**Exercise input**
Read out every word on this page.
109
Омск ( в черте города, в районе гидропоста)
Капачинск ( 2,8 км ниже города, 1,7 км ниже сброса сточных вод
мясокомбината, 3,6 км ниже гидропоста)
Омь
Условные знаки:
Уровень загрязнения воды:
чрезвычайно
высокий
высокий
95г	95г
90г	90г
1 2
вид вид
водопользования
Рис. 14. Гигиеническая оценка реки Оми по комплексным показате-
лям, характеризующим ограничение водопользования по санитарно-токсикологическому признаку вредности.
* * *
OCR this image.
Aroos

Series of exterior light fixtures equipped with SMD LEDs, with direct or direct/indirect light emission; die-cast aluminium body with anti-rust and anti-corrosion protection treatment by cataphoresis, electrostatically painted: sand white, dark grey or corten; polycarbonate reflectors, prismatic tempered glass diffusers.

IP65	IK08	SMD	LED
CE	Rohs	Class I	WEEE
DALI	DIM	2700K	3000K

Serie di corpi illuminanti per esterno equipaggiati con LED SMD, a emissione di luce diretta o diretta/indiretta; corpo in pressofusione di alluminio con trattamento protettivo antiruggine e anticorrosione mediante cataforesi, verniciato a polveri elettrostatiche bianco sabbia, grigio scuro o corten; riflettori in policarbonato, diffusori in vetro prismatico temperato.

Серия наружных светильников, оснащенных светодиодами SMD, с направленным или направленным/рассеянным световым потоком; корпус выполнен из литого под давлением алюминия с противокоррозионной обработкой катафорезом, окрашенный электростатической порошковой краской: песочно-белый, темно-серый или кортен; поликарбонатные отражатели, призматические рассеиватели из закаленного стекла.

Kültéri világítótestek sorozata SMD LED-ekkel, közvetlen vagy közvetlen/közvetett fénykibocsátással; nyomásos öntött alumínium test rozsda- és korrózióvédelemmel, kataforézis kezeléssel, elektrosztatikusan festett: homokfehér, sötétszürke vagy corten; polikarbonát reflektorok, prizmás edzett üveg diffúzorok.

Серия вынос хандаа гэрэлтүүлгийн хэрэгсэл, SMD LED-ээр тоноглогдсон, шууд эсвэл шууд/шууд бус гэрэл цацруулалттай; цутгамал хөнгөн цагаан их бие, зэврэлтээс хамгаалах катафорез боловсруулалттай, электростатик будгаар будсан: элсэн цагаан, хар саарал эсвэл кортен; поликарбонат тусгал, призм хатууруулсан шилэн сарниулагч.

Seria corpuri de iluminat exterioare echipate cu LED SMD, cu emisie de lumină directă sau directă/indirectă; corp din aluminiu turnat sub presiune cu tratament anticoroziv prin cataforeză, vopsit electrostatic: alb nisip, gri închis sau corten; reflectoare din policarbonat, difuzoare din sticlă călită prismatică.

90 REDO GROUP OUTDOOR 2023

**Written task**
From the entries above, return each line with the word "водопользования" in it.

**Solution**
водопользования
лям, характеризующим ограничение водопользования по санитарно-токсикологическому признаку вредности.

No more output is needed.